Answer with nothing but a number: how many lines include the word "text"?

## begin DATASET ENTRIES

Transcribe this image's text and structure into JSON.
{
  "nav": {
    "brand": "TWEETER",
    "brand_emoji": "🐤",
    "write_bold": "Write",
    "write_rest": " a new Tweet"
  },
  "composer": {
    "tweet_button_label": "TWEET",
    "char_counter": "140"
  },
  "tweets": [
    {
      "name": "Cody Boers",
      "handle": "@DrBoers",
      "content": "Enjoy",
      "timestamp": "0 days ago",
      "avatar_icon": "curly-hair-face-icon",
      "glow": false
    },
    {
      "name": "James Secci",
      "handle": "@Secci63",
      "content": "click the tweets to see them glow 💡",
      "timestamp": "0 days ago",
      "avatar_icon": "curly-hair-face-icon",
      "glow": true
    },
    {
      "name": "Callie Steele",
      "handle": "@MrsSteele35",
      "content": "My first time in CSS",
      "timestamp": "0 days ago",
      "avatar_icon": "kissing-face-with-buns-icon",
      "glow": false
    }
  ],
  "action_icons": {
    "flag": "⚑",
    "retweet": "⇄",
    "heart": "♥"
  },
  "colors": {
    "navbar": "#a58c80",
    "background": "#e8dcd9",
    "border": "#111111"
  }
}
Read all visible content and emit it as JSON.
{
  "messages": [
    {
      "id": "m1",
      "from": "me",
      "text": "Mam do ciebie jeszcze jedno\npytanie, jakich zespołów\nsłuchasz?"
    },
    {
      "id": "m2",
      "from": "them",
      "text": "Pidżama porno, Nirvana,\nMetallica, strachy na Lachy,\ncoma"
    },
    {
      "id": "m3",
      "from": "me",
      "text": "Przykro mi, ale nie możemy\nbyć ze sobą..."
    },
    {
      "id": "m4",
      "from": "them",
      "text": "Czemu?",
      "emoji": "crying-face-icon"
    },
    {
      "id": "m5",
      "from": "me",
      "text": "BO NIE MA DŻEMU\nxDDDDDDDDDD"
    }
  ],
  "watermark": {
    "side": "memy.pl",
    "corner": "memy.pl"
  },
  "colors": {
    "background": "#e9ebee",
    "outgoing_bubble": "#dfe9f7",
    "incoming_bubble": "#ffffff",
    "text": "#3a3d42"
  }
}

## end DATASET ENTRIES

▶ [FULL OUTPUT]
7